● **EXERCISE OBJECTIVE**:
Find every line in the records below that holds the word "IOSE", and copy it out.

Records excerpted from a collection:
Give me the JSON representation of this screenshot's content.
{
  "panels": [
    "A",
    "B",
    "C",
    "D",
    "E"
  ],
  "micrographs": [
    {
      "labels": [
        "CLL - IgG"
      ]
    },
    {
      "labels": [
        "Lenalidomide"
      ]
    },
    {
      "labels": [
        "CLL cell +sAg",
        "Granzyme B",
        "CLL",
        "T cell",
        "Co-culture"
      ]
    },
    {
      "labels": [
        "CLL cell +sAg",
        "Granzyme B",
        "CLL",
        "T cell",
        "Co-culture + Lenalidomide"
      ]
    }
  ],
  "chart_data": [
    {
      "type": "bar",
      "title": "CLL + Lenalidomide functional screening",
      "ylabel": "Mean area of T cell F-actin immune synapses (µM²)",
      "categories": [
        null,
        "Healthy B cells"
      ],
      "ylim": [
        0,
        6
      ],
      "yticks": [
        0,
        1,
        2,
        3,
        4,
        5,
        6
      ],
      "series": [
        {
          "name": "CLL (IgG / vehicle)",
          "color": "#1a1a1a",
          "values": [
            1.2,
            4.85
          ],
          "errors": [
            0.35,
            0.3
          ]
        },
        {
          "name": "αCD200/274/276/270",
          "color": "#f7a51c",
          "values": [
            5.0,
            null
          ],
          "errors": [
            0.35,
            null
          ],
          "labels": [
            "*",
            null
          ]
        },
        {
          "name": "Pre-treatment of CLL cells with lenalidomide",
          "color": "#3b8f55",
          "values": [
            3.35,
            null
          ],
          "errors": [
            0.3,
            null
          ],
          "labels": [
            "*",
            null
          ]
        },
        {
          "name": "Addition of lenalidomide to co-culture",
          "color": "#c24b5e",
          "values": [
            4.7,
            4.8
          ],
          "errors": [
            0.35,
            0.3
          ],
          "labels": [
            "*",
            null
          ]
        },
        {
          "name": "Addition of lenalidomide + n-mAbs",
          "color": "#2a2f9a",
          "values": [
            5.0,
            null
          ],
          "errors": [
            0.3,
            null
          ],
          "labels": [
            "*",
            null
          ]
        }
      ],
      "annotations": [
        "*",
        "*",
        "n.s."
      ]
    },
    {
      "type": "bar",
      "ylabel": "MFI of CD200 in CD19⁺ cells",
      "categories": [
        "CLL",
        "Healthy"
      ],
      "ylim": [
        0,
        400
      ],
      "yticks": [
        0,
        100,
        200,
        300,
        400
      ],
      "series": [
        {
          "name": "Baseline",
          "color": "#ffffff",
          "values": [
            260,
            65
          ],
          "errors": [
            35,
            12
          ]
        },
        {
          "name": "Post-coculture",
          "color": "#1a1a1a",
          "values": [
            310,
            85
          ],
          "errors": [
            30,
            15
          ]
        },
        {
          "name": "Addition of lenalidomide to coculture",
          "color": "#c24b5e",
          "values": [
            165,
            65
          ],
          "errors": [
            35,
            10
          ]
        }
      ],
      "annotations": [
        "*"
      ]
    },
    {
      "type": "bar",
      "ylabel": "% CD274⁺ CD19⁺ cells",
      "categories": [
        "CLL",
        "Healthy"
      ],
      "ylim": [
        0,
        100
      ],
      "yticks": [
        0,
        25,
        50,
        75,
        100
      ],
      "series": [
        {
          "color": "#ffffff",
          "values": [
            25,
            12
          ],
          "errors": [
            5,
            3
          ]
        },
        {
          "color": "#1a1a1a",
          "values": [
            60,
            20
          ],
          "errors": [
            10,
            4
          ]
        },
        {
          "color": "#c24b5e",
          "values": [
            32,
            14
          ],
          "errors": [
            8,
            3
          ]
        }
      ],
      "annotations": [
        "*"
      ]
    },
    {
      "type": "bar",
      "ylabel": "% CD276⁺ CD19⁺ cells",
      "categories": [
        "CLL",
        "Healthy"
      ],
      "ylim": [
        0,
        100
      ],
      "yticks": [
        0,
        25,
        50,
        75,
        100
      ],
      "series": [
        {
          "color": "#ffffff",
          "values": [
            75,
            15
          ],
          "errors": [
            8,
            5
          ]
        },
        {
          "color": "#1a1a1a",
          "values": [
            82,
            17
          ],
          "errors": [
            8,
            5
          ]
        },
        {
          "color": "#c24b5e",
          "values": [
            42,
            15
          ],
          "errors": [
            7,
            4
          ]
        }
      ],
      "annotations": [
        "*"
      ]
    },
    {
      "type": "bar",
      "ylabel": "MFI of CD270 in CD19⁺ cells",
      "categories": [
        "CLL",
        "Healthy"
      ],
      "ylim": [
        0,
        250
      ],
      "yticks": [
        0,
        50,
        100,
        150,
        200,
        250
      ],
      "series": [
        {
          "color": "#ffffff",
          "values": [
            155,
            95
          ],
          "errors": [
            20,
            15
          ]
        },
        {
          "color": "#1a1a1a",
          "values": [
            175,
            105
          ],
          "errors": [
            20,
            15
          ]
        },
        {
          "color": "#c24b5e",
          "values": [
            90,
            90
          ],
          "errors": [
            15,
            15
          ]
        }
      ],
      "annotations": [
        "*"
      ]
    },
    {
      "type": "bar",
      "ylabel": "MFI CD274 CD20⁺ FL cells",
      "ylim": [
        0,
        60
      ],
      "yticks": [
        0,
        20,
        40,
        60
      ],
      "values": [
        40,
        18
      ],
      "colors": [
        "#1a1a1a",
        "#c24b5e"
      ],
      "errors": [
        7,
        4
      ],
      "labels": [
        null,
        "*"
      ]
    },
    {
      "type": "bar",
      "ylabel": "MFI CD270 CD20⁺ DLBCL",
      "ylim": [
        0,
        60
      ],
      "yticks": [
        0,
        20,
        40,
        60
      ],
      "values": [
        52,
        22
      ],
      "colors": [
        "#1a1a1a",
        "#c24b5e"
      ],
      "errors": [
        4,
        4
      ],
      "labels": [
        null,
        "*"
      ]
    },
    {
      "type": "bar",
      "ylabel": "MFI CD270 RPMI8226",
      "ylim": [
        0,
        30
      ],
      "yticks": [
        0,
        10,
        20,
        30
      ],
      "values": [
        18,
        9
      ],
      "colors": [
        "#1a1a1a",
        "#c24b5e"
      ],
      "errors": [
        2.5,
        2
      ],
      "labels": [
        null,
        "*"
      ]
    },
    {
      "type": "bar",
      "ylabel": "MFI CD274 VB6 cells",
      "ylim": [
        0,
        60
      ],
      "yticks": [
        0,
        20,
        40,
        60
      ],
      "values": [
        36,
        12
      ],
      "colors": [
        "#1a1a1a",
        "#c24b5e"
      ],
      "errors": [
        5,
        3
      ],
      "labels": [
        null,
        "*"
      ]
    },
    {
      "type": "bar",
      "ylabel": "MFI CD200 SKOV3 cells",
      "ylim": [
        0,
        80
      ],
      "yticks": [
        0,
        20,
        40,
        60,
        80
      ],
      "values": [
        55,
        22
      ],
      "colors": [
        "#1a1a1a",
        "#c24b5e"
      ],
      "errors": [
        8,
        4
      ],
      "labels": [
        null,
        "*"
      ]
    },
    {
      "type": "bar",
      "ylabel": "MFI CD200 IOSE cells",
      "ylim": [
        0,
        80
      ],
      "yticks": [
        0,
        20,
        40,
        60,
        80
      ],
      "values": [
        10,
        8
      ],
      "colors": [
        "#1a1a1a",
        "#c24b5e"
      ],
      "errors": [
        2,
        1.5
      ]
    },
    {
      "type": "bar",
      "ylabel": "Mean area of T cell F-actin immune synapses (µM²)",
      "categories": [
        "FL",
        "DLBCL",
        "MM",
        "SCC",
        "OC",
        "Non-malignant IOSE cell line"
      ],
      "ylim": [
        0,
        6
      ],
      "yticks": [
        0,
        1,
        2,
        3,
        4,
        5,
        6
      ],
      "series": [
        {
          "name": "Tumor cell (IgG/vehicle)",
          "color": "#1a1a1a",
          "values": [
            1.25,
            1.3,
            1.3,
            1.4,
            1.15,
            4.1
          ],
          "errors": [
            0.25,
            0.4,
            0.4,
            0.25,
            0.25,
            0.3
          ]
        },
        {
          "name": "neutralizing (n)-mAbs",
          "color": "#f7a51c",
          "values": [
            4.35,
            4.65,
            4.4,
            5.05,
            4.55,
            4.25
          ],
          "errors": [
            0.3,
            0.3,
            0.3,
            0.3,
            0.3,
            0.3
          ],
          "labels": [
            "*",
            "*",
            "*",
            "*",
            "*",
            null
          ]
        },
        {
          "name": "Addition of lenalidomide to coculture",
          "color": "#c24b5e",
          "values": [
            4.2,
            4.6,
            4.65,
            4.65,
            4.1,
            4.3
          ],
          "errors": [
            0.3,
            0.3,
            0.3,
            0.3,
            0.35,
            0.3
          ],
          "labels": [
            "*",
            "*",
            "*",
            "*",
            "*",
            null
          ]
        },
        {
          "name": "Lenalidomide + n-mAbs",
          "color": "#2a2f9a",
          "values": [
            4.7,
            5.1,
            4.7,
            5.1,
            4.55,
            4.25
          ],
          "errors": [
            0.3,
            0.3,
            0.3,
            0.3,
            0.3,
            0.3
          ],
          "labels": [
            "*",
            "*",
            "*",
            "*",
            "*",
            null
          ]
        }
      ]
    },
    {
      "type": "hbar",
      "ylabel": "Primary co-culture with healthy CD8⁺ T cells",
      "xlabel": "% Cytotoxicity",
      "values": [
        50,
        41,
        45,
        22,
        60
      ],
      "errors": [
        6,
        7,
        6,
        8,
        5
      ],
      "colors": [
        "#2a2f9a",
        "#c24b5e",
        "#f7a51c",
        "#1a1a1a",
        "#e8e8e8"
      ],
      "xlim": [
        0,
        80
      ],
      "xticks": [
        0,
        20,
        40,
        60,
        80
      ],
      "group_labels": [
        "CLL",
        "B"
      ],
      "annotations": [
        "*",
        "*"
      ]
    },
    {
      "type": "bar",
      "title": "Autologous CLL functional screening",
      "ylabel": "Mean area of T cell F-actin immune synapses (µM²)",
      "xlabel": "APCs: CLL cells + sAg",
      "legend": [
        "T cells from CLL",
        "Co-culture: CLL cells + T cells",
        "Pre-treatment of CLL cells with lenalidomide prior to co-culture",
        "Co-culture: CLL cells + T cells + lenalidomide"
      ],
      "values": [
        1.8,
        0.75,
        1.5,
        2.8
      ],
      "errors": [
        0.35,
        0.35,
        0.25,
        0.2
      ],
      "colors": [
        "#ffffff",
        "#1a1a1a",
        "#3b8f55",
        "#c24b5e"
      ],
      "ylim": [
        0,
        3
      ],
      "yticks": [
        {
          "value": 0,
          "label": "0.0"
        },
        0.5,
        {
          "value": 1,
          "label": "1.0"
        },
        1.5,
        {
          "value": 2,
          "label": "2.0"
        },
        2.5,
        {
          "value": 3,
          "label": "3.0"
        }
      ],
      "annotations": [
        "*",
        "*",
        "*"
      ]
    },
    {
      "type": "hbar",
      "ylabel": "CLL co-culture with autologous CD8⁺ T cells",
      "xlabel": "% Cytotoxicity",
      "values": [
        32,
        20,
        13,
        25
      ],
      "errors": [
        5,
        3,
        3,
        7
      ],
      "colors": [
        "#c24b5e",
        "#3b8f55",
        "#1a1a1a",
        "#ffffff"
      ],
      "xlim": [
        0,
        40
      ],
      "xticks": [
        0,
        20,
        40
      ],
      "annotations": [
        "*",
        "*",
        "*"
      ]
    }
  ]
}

● **RESULT OF THE EXERCISE**:
      "ylabel": "MFI CD200 IOSE cells",
        "Non-malignant IOSE cell line"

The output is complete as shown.